**Problem:** Please quote the material exactly, every line of it.

[Raw records]
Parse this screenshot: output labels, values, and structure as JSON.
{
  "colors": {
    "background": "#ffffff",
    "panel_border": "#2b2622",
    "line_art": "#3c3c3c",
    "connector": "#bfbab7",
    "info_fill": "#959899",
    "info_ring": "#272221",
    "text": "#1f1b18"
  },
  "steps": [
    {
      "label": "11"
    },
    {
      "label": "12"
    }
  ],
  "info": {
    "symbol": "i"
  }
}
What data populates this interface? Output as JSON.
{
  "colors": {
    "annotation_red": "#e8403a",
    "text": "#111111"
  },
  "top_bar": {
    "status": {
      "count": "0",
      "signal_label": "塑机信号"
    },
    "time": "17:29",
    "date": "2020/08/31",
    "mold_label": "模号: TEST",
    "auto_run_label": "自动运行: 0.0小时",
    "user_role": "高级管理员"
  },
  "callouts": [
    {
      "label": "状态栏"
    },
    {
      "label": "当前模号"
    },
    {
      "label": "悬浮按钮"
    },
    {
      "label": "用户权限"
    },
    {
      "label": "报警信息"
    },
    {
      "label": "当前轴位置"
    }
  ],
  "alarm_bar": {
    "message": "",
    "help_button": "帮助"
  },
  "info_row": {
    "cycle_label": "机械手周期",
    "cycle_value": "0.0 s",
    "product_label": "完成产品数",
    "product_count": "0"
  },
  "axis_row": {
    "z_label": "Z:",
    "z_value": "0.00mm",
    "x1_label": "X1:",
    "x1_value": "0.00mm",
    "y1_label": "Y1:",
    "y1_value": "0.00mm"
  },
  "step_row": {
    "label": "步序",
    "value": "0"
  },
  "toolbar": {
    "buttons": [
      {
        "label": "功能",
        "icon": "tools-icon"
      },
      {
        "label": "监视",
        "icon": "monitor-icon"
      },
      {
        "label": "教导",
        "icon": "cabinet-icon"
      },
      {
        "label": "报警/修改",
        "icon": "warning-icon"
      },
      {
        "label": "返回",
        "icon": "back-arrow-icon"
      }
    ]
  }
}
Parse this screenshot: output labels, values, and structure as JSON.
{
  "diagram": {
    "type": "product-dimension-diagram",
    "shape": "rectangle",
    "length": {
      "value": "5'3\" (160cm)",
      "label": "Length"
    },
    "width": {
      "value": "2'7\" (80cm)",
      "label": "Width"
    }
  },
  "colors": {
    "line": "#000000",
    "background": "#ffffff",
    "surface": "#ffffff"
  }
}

**Solution for this problem:**
Parse this screenshot: output labels, values, and structure as JSON.
{
  "colors": {
    "background": "#ffffff",
    "panel_border": "#2b2622",
    "line_art": "#3c3c3c",
    "connector": "#bfbab7",
    "info_fill": "#959899",
    "info_ring": "#272221",
    "text": "#1f1b18"
  },
  "steps": [
    {
      "label": "11"
    },
    {
      "label": "12"
    }
  ],
  "info": {
    "symbol": "i"
  }
}
What data populates this interface? Output as JSON.
{
  "colors": {
    "annotation_red": "#e8403a",
    "text": "#111111"
  },
  "top_bar": {
    "status": {
      "count": "0",
      "signal_label": "塑机信号"
    },
    "time": "17:29",
    "date": "2020/08/31",
    "mold_label": "模号: TEST",
    "auto_run_label": "自动运行: 0.0小时",
    "user_role": "高级管理员"
  },
  "callouts": [
    {
      "label": "状态栏"
    },
    {
      "label": "当前模号"
    },
    {
      "label": "悬浮按钮"
    },
    {
      "label": "用户权限"
    },
    {
      "label": "报警信息"
    },
    {
      "label": "当前轴位置"
    }
  ],
  "alarm_bar": {
    "message": "",
    "help_button": "帮助"
  },
  "info_row": {
    "cycle_label": "机械手周期",
    "cycle_value": "0.0 s",
    "product_label": "完成产品数",
    "product_count": "0"
  },
  "axis_row": {
    "z_label": "Z:",
    "z_value": "0.00mm",
    "x1_label": "X1:",
    "x1_value": "0.00mm",
    "y1_label": "Y1:",
    "y1_value": "0.00mm"
  },
  "step_row": {
    "label": "步序",
    "value": "0"
  },
  "toolbar": {
    "buttons": [
      {
        "label": "功能",
        "icon": "tools-icon"
      },
      {
        "label": "监视",
        "icon": "monitor-icon"
      },
      {
        "label": "教导",
        "icon": "cabinet-icon"
      },
      {
        "label": "报警/修改",
        "icon": "warning-icon"
      },
      {
        "label": "返回",
        "icon": "back-arrow-icon"
      }
    ]
  }
}
Parse this screenshot: output labels, values, and structure as JSON.
{
  "diagram": {
    "type": "product-dimension-diagram",
    "shape": "rectangle",
    "length": {
      "value": "5'3\" (160cm)",
      "label": "Length"
    },
    "width": {
      "value": "2'7\" (80cm)",
      "label": "Width"
    }
  },
  "colors": {
    "line": "#000000",
    "background": "#ffffff",
    "surface": "#ffffff"
  }
}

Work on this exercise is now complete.